**Task description:** All the data must come back unchanged, except that pictures are left out.

**Records for processing:**
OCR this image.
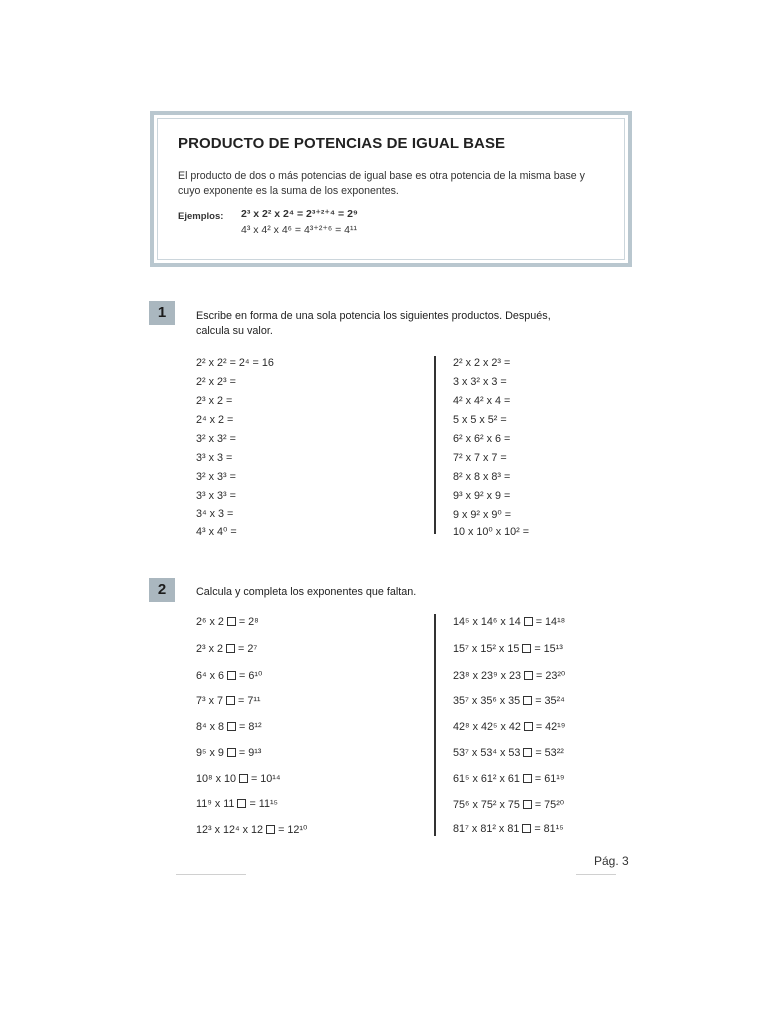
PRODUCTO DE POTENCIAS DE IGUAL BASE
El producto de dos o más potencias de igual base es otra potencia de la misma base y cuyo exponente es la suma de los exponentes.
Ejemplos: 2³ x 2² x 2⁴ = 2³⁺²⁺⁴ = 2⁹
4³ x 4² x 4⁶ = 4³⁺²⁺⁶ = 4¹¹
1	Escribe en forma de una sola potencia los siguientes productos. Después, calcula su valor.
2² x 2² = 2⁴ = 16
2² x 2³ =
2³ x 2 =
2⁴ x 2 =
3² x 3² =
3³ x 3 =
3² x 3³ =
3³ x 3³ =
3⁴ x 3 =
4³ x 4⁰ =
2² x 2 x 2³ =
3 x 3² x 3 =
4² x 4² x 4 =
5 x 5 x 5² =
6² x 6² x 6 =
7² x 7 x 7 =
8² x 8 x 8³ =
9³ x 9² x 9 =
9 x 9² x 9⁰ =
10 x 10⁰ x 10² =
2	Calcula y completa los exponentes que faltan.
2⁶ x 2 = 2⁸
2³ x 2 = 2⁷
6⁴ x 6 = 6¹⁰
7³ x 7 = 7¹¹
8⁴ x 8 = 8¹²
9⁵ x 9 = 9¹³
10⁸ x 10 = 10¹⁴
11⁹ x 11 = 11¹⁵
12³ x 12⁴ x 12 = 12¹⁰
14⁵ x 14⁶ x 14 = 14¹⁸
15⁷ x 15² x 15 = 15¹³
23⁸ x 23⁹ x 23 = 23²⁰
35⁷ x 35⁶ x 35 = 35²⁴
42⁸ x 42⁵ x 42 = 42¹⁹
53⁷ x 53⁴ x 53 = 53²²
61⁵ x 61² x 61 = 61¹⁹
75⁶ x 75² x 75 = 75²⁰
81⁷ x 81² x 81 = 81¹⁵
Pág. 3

**Solution for this exercise:**
OCR this image.
PRODUCTO DE POTENCIAS DE IGUAL BASE
El producto de dos o más potencias de igual base es otra potencia de la misma base y cuyo exponente es la suma de los exponentes.
Ejemplos: 2³ x 2² x 2⁴ = 2³⁺²⁺⁴ = 2⁹
4³ x 4² x 4⁶ = 4³⁺²⁺⁶ = 4¹¹
1	Escribe en forma de una sola potencia los siguientes productos. Después, calcula su valor.
2² x 2² = 2⁴ = 16
2² x 2³ =
2³ x 2 =
2⁴ x 2 =
3² x 3² =
3³ x 3 =
3² x 3³ =
3³ x 3³ =
3⁴ x 3 =
4³ x 4⁰ =
2² x 2 x 2³ =
3 x 3² x 3 =
4² x 4² x 4 =
5 x 5 x 5² =
6² x 6² x 6 =
7² x 7 x 7 =
8² x 8 x 8³ =
9³ x 9² x 9 =
9 x 9² x 9⁰ =
10 x 10⁰ x 10² =
2	Calcula y completa los exponentes que faltan.
2⁶ x 2 = 2⁸
2³ x 2 = 2⁷
6⁴ x 6 = 6¹⁰
7³ x 7 = 7¹¹
8⁴ x 8 = 8¹²
9⁵ x 9 = 9¹³
10⁸ x 10 = 10¹⁴
11⁹ x 11 = 11¹⁵
12³ x 12⁴ x 12 = 12¹⁰
14⁵ x 14⁶ x 14 = 14¹⁸
15⁷ x 15² x 15 = 15¹³
23⁸ x 23⁹ x 23 = 23²⁰
35⁷ x 35⁶ x 35 = 35²⁴
42⁸ x 42⁵ x 42 = 42¹⁹
53⁷ x 53⁴ x 53 = 53²²
61⁵ x 61² x 61 = 61¹⁹
75⁶ x 75² x 75 = 75²⁰
81⁷ x 81² x 81 = 81¹⁵
Pág. 3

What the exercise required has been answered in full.